-- SELECTED TEXT follows --
Photo courtesy of Wisconsin Department of Natural Resources
Jumping worms, also known as snake worms
It sounds like a rock group from the past but it's no joke. Jumping worms are an invasive Asian species and a friend of mine has found them in her beautiful, carefully tended for decades garden.
Evidently they've been around for over a century, now they're spreading to forested areas where they are altering the ecosystem.
These worms feed on the upper layers of forest litter and they are insatiable. They out compete native earthworms and leave the soil depleted, to the disadvantage of native growth.
As if the current regime weren't bad enough--these guys could be their mascots.
A good article on these critters is HERE.
4 comments:
They have been the subject of discussion at Garden Club. A presenter from the County Extension service downplayed any concern about these worms when he was asked about them. I don't know if I have them or not.
-- SELECTED TEXT concluded --
-- GIVEN RECORDS follows --
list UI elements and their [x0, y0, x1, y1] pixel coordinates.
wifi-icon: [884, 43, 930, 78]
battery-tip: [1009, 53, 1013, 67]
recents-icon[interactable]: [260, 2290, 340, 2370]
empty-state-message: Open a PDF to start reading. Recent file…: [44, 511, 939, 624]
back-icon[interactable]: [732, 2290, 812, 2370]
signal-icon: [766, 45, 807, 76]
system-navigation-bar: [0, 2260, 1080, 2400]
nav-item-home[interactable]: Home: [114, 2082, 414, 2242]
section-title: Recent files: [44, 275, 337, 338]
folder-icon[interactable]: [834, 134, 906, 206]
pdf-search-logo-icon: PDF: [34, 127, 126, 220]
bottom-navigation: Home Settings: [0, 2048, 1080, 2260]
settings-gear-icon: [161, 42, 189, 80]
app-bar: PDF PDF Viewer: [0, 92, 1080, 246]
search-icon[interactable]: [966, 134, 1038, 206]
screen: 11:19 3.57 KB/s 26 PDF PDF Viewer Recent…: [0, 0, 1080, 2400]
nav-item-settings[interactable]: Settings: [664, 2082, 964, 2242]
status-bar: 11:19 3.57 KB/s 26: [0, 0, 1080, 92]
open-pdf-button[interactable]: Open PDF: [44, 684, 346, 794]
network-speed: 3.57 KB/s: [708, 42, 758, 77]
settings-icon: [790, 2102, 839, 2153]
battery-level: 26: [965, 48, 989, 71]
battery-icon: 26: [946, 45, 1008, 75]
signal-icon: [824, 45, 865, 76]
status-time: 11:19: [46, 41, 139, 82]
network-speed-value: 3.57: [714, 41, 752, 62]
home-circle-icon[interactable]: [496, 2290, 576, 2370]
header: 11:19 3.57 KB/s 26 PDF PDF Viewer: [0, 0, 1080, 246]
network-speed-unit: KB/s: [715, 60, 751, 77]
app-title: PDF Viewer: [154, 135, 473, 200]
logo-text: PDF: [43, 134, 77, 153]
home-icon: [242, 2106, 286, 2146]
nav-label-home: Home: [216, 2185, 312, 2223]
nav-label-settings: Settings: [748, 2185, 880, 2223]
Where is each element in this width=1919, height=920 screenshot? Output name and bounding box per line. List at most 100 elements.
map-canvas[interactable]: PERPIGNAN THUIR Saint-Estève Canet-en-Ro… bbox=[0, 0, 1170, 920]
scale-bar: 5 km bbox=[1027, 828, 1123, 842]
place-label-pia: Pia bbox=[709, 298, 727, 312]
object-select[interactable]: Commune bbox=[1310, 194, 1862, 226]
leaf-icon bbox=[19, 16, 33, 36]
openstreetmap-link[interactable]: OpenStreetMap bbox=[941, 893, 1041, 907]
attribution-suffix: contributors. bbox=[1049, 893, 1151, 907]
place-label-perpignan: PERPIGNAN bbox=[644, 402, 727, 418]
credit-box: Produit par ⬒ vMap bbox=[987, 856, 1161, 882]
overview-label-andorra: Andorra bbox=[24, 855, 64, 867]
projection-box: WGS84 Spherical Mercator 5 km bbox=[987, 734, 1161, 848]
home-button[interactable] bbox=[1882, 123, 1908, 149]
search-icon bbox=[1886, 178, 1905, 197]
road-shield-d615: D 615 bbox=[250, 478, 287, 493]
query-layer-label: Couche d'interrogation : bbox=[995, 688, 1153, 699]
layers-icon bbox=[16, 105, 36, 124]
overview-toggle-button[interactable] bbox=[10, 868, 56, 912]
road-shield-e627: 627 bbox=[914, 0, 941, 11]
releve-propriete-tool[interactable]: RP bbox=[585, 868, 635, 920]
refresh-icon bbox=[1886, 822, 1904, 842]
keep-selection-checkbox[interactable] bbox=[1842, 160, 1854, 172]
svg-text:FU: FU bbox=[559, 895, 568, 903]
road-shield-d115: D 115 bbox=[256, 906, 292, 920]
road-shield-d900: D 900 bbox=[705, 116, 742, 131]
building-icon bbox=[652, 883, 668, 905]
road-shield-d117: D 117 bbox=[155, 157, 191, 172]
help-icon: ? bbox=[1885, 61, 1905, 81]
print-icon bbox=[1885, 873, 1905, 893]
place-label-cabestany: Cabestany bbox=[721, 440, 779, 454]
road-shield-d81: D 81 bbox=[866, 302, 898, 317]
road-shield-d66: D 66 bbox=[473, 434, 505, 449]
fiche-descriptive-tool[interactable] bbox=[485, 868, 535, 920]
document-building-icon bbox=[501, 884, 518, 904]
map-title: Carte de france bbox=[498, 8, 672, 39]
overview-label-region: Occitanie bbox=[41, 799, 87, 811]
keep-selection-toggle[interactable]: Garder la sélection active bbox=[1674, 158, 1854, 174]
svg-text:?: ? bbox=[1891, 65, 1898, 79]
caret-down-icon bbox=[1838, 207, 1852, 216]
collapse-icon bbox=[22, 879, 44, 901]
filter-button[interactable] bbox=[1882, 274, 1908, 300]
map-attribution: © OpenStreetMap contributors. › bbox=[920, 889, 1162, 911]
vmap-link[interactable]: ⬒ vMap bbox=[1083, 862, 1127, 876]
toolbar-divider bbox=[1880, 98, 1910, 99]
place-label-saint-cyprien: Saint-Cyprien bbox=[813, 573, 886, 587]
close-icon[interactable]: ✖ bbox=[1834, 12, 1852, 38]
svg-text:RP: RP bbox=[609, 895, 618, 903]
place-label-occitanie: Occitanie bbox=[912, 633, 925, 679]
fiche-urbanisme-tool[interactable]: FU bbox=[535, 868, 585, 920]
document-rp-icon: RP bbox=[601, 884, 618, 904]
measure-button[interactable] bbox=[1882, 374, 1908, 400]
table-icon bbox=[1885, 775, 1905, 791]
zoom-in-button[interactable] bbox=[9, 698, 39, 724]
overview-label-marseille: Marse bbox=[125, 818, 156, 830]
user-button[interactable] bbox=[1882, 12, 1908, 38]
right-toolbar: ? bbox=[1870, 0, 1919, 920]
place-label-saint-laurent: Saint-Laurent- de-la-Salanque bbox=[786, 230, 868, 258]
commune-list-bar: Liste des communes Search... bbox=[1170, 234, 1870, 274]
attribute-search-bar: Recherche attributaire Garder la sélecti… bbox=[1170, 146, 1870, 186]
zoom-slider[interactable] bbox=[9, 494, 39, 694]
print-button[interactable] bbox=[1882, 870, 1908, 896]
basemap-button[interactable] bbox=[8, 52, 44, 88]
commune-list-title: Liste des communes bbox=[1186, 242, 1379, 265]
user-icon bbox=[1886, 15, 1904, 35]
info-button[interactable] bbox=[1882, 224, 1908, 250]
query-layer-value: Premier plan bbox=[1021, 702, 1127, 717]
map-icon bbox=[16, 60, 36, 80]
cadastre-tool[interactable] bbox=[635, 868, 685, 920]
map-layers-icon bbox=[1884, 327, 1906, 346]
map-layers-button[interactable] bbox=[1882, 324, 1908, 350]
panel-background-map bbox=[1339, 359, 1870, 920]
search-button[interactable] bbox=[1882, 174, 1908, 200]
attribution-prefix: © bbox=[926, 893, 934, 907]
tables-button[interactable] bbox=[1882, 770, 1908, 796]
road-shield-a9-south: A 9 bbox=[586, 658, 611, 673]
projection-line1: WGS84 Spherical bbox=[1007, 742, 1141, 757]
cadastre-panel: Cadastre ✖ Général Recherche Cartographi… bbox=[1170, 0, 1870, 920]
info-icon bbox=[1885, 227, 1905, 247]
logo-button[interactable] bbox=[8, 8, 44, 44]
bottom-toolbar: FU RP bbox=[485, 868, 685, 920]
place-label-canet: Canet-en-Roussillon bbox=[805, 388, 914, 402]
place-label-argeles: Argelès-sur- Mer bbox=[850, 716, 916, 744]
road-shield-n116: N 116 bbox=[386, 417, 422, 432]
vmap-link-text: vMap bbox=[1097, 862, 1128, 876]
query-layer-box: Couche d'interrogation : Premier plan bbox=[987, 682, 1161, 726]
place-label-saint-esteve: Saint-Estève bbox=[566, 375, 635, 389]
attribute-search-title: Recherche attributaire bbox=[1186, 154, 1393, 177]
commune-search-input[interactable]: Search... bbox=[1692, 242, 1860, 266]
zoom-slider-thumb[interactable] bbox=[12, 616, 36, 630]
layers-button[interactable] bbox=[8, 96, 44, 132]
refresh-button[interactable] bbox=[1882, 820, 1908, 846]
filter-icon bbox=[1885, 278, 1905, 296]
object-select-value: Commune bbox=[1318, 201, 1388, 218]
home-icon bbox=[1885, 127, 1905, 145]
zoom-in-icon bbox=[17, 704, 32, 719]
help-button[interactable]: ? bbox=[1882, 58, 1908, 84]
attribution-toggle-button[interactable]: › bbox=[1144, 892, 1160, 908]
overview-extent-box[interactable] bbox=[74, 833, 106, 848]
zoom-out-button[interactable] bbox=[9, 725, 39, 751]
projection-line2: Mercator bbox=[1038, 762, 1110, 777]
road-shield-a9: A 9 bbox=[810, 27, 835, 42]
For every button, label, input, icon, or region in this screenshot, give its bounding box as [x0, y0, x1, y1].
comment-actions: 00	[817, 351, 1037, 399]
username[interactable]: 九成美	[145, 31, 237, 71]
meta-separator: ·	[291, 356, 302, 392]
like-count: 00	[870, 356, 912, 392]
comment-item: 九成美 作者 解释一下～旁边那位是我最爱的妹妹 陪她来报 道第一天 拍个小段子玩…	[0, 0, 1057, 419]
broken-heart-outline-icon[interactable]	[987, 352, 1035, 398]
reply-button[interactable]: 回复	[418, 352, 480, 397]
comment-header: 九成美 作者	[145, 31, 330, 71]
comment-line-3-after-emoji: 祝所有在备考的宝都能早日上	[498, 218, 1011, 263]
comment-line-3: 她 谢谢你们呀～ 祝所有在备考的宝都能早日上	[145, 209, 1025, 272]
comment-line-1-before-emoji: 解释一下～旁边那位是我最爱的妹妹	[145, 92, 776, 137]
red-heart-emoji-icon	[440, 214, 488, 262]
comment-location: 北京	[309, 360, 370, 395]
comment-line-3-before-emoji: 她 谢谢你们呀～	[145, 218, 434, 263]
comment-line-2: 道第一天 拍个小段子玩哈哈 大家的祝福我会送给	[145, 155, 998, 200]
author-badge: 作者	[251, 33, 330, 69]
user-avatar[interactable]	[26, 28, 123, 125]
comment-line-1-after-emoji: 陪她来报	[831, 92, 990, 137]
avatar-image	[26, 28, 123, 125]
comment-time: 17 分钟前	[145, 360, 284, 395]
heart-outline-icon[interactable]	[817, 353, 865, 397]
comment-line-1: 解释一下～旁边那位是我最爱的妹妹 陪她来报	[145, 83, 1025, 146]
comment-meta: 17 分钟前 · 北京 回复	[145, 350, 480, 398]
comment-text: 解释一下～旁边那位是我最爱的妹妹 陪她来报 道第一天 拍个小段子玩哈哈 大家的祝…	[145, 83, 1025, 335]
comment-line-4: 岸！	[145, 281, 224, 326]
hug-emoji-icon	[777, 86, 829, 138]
-- GIVEN RECORDS concluded --
ASSIGNMENT A
Name every organization or group mentioned in the jumping worms post.
ASSIGNMENT B
Sum up the jumping worms post in two sentences.
ASSIGNMENT C
Pick up the jumping worms post from where it stops.

ANSWER A
- Wisconsin Department of Natural Resources
- Garden Club
- County Extension service

ANSWER B
Jumping worms, also called snake worms, are an invasive Asian species that a friend of the writer has found in her long-tended garden, and they are now spreading into forested areas and altering the ecosystem. They feed heavily on the upper layers of forest litter, out compete native earthworms, and leave the soil depleted, which hurts native growth.

ANSWER C
Our whole country is besieged by invasive alien species. In the DC area, a very bad problem is invasive vines that completely cover miles and miles of trees along the Beltway and other major roads. The trees are dead, smothered and reduced to props for the vines. Nothing is being done about it. The dead trees will eventually collapse into roadways in windstorms or ice storms. I hate the sight of the huge mounds of deadly green smothering everything in sight. I feel like crying every time I see long stretches of that
I once heard that even our native worms are not really native, but I have never followed that up.
The more we get to be global, the more invasions we invite. Some worse than others! Here there's an endless battle against Himalayan Balsam which is pretty but overtakes everything else.